> Records provided
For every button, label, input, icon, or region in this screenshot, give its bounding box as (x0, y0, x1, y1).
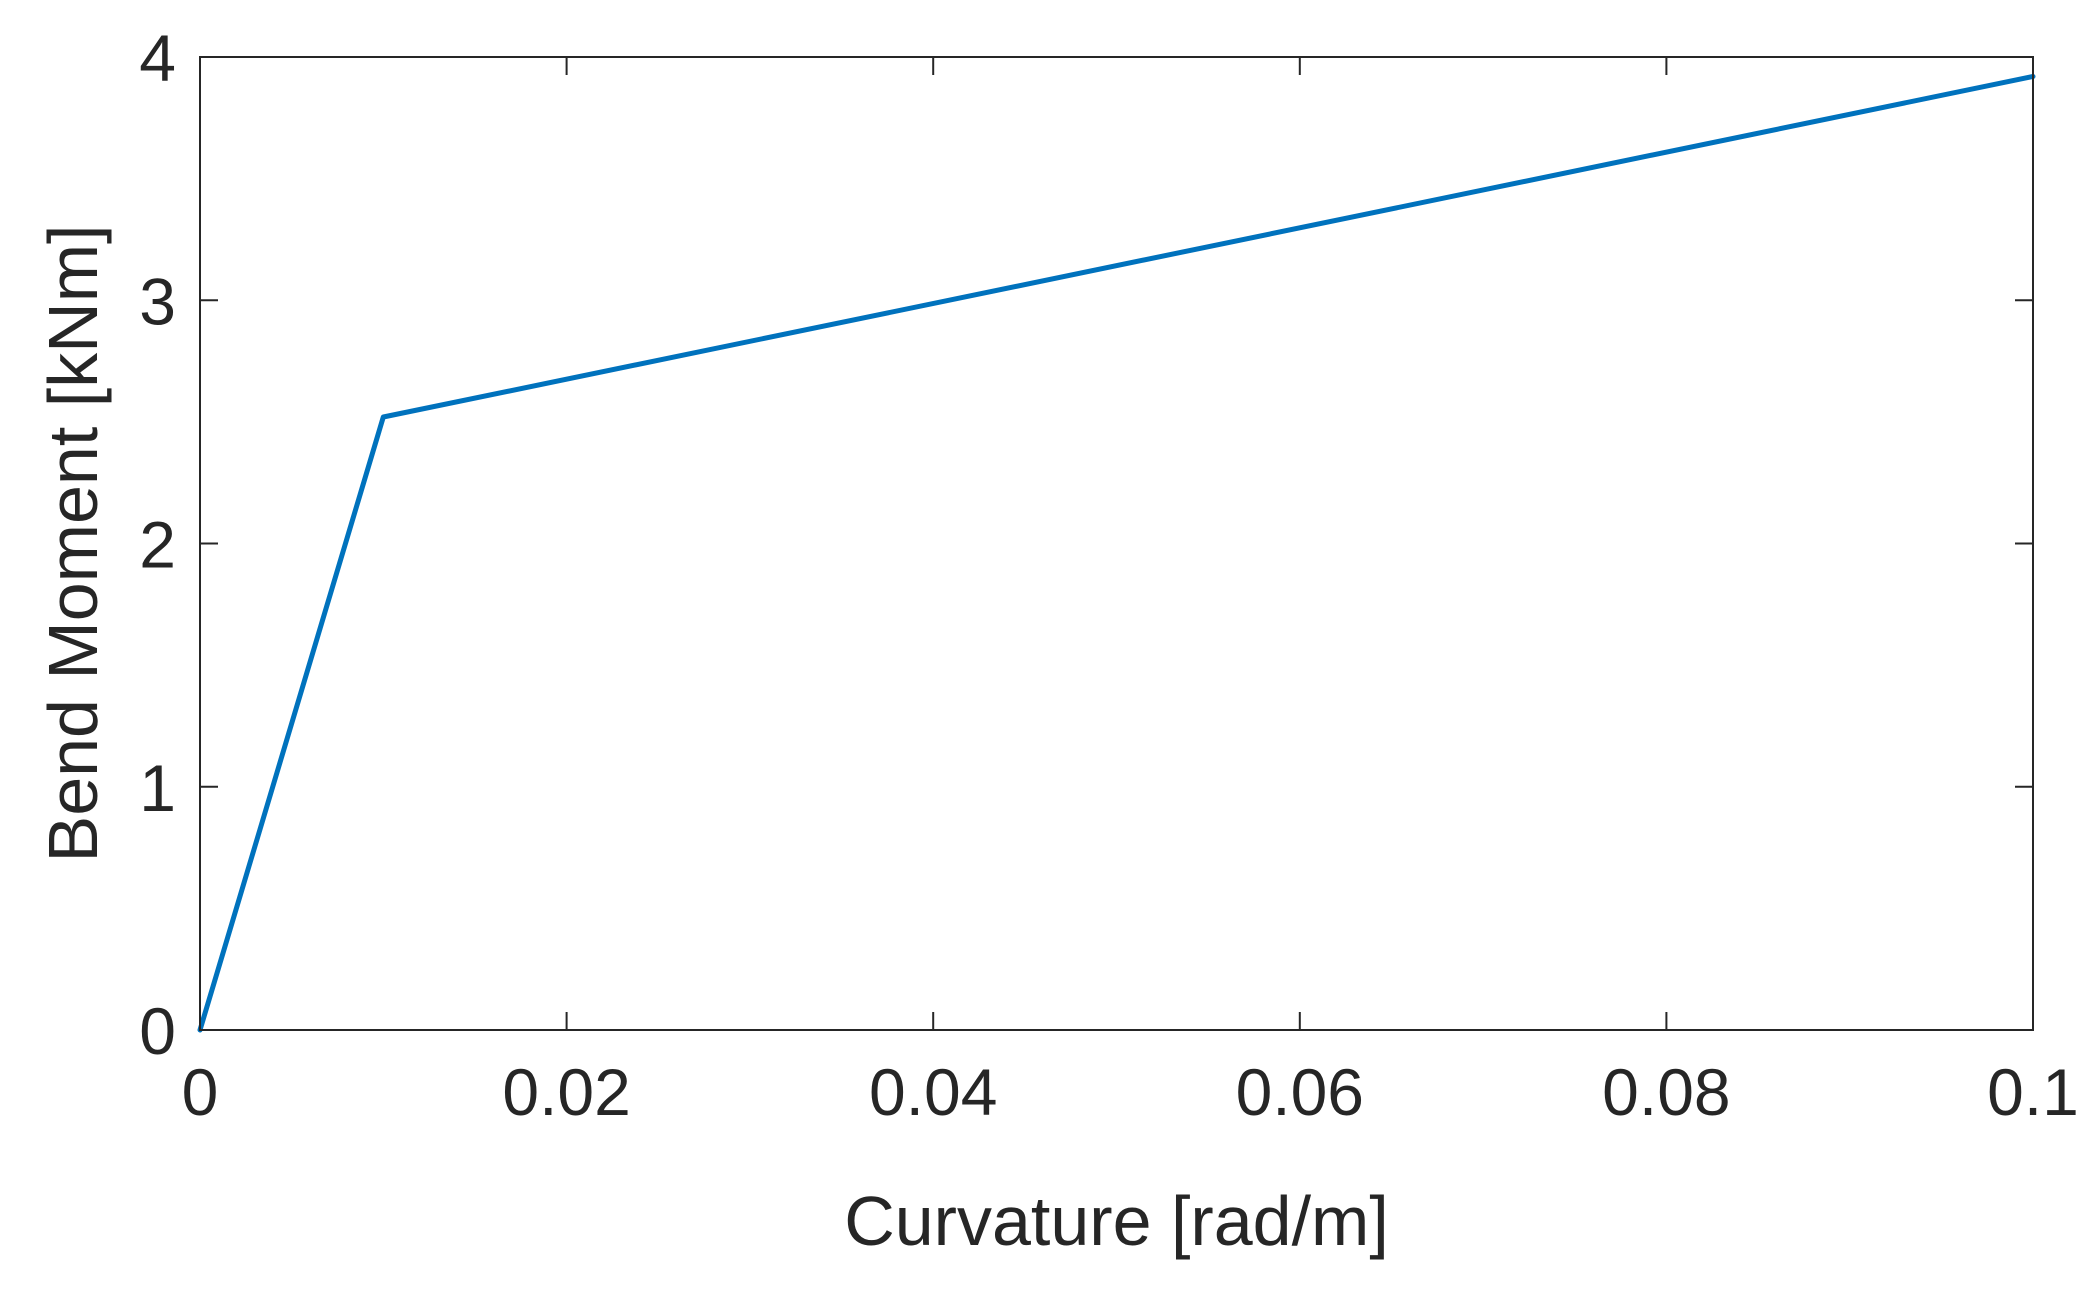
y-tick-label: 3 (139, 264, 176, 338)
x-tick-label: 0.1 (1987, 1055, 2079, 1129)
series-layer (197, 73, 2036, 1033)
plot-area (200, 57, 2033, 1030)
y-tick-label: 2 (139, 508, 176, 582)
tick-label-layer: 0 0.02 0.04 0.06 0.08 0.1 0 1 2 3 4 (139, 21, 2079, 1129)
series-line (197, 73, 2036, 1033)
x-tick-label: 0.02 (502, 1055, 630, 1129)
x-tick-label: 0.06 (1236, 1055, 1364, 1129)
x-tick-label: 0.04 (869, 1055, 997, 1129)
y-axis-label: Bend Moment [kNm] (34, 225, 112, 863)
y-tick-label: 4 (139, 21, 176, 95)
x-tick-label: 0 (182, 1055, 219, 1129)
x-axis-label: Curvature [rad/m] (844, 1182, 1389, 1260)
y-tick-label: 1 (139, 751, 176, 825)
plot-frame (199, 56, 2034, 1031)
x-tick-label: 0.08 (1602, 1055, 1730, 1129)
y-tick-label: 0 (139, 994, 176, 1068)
...
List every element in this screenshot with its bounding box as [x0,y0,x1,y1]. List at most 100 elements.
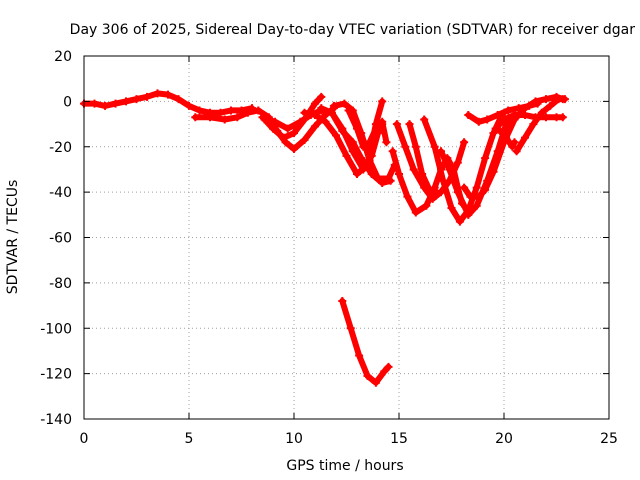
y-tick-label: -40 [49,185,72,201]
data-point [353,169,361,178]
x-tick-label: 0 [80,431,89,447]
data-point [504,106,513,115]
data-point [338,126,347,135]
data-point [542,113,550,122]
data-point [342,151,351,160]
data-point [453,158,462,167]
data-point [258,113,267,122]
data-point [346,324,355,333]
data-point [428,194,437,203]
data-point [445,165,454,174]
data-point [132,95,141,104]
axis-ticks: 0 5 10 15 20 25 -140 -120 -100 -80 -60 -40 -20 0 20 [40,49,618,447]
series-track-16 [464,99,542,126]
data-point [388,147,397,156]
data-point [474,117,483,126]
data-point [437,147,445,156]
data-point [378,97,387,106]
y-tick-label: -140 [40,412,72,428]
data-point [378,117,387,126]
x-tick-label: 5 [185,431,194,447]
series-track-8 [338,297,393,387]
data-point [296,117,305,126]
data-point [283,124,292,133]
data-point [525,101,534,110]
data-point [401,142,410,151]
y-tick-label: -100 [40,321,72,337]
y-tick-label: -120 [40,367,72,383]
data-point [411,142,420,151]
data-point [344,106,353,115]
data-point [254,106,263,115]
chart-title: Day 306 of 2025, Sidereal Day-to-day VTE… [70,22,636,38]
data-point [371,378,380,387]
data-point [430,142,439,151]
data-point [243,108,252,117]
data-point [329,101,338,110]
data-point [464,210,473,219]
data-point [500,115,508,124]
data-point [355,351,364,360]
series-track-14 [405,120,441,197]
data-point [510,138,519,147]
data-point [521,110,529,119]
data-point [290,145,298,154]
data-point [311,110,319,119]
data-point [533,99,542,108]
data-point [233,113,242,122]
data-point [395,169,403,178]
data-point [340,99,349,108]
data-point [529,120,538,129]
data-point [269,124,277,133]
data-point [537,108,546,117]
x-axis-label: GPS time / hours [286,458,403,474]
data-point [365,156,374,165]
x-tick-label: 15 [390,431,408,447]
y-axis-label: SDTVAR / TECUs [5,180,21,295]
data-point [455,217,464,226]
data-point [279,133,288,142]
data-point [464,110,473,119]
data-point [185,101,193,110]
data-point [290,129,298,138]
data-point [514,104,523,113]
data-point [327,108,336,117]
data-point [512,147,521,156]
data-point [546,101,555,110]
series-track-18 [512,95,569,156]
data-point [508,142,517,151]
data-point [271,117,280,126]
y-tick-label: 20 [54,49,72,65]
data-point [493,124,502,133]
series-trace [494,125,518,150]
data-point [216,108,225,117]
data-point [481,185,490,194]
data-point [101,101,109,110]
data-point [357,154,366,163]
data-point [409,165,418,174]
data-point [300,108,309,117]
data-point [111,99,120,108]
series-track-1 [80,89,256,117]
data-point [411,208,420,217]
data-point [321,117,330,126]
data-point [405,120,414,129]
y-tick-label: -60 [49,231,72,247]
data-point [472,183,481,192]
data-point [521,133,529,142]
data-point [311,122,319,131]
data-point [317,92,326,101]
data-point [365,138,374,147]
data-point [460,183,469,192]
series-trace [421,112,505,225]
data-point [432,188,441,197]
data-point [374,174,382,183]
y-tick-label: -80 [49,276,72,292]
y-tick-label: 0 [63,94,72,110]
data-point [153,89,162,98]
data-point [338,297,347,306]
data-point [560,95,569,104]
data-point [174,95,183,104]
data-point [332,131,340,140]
...
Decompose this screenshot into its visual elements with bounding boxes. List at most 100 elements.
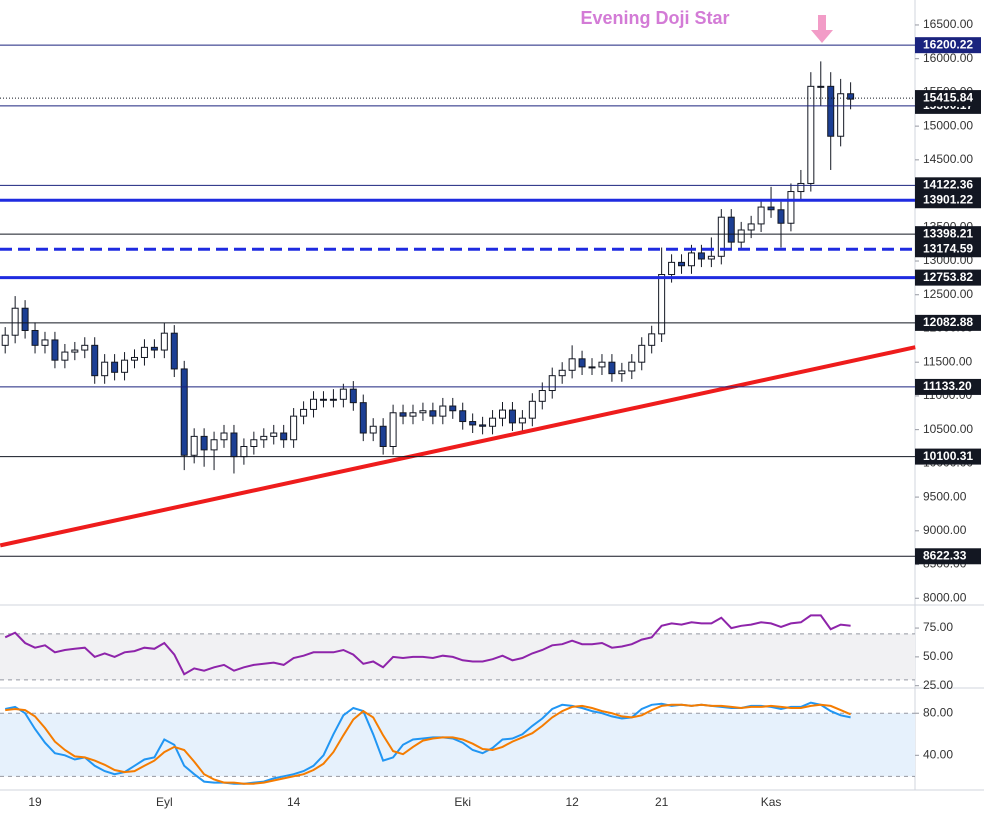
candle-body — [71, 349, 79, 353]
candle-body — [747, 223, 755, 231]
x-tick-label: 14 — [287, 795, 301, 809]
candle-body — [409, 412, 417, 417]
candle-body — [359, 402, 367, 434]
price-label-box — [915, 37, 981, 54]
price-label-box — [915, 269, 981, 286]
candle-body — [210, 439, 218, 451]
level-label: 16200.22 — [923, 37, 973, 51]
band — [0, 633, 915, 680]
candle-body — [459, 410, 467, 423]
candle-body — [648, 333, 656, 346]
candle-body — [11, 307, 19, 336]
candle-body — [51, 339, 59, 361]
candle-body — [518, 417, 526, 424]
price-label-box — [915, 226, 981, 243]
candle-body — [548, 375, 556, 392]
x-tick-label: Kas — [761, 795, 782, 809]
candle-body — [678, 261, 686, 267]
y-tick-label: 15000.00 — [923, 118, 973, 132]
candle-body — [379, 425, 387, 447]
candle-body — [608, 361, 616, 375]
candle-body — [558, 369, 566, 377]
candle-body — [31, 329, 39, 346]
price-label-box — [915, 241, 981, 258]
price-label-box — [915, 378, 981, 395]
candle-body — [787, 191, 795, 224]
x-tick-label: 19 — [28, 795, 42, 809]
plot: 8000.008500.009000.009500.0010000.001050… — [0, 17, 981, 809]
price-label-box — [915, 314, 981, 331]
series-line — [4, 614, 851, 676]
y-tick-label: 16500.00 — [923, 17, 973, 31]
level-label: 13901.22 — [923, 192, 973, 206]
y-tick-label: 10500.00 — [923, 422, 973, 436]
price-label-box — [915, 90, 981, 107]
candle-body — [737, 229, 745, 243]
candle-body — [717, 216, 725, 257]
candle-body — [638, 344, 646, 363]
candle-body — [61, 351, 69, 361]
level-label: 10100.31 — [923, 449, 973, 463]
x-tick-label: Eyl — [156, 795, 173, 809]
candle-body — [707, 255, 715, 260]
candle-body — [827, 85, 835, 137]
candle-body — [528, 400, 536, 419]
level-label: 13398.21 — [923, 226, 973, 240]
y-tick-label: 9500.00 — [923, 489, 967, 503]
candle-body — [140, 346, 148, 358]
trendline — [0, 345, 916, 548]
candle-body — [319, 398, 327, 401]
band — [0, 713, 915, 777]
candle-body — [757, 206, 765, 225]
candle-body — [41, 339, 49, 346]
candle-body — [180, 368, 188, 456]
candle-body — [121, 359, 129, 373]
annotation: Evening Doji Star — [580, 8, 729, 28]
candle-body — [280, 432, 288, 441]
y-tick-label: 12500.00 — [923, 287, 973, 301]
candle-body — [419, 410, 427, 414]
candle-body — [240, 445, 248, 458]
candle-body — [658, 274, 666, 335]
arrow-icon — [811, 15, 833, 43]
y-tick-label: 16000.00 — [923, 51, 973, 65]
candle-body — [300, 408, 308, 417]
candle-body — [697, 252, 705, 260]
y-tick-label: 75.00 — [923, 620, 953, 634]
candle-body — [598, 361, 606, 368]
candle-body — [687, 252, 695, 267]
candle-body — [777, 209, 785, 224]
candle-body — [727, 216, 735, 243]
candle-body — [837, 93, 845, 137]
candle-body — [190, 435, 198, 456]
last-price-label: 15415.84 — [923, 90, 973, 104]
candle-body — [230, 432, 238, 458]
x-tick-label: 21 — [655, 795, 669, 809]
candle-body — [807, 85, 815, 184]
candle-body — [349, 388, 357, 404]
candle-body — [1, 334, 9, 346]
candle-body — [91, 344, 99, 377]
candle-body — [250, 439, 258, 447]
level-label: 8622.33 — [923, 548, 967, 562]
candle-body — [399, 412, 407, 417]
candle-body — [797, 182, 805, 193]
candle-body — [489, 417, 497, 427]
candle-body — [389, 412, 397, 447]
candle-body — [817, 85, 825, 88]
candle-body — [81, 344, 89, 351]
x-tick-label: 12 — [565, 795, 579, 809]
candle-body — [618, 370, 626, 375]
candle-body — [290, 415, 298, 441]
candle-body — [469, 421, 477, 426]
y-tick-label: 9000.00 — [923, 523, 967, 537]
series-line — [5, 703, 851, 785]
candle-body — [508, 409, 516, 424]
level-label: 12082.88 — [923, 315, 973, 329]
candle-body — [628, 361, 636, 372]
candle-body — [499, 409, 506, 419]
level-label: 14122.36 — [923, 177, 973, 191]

> Exercise objective
Can you render the listing lines as a JSON list of strings, one string per line with blank lines skipped, starting with the line containing "y-tick-label: 3 (139, 264, 176, 338)" and going on through the line containing "y-tick-label: 0 (139, 994, 176, 1068)", including both of those lines?

> Response to the exercise
[
  "y-tick-label: 3 (139, 264, 176, 338)",
  "x-tick-label: 0.1 (1987, 1055, 2079, 1129)",
  "series-layer (197, 73, 2036, 1033)",
  "plot-area (200, 57, 2033, 1030)",
  "y-tick-label: 2 (139, 508, 176, 582)",
  "tick-label-layer: 0 0.02 0.04 0.06 0.08 0.1 0 1 2 3 4 (139, 21, 2079, 1129)",
  "series-line (197, 73, 2036, 1033)",
  "x-tick-label: 0.02 (502, 1055, 630, 1129)",
  "x-tick-label: 0.06 (1236, 1055, 1364, 1129)",
  "x-tick-label: 0.04 (869, 1055, 997, 1129)",
  "y-axis-label: Bend Moment [kNm] (34, 225, 112, 863)",
  "y-tick-label: 4 (139, 21, 176, 95)",
  "x-tick-label: 0 (182, 1055, 219, 1129)",
  "x-axis-label: Curvature [rad/m] (844, 1182, 1389, 1260)",
  "y-tick-label: 1 (139, 751, 176, 825)",
  "plot-frame (199, 56, 2034, 1031)",
  "x-tick-label: 0.08 (1602, 1055, 1730, 1129)",
  "y-tick-label: 0 (139, 994, 176, 1068)"
]